• [Selected text]:
========

Two development strategies for rural Africa cause land loss for rural smallholders

Investor production of rice on a flood plain. Photo by Linda Engström.

Large-scale agro-investment and land formalisation on the development agenda for rural Africa

Since the early 2000s, development agencies/banks, and European and African governments have promoted allocating large tracts of land in rural Africa to foreign and domestic investors for large-scale agricultural production. Expected developments include employment, transfer of technical skills, improved food security and poverty reduction. At the same time, insecure land access for small farmers has become one of the biggest concerns associated with this land rush. Thus, simultaneously, formalising land by identifying and mapping community borders has seen a revival on the development agenda and become a mainstream ’solution’ to protect rural communities against losing land to investors, building on the assumption that if communities’ land rights are not formalised, they risk losing land and/or do not benefit (as expected) from land deals.

Beacon marking an investment border that is contested by local smallholders. Photo by Linda Engström.

========

• [Extracted entries]:
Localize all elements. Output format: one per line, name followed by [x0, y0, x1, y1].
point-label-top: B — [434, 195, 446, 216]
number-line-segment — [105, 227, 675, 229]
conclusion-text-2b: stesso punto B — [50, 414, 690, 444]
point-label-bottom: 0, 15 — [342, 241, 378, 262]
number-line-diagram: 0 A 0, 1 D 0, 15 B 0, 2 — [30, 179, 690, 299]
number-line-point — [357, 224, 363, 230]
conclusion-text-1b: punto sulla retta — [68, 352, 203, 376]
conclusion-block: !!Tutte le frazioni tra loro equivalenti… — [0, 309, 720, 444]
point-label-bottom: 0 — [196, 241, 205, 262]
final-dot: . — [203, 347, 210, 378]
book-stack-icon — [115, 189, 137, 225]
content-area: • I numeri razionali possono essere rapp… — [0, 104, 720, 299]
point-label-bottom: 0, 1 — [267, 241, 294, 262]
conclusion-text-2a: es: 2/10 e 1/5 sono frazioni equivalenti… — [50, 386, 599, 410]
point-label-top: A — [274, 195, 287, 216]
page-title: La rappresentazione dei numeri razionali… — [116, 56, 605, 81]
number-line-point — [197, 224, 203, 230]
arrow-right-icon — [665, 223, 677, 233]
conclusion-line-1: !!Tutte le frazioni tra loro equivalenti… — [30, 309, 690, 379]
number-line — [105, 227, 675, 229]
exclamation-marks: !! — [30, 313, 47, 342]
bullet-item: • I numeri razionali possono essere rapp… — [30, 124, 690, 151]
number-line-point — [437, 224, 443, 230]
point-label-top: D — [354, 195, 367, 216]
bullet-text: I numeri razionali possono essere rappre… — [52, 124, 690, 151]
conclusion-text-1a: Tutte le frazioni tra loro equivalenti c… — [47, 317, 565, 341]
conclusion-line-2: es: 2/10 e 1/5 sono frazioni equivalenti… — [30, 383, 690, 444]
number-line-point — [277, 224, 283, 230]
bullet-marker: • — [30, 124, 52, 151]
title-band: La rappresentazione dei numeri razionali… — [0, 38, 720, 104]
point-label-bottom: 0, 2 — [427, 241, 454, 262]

========

• [Given request]: Please list every development that the passage on land loss in rural Africa says is expected from allocating land to investors for large-scale agricultural production.

• [Answer to the exercise]:
- Employment
- Transfer of technical skills
- Improved food security
- Poverty reduction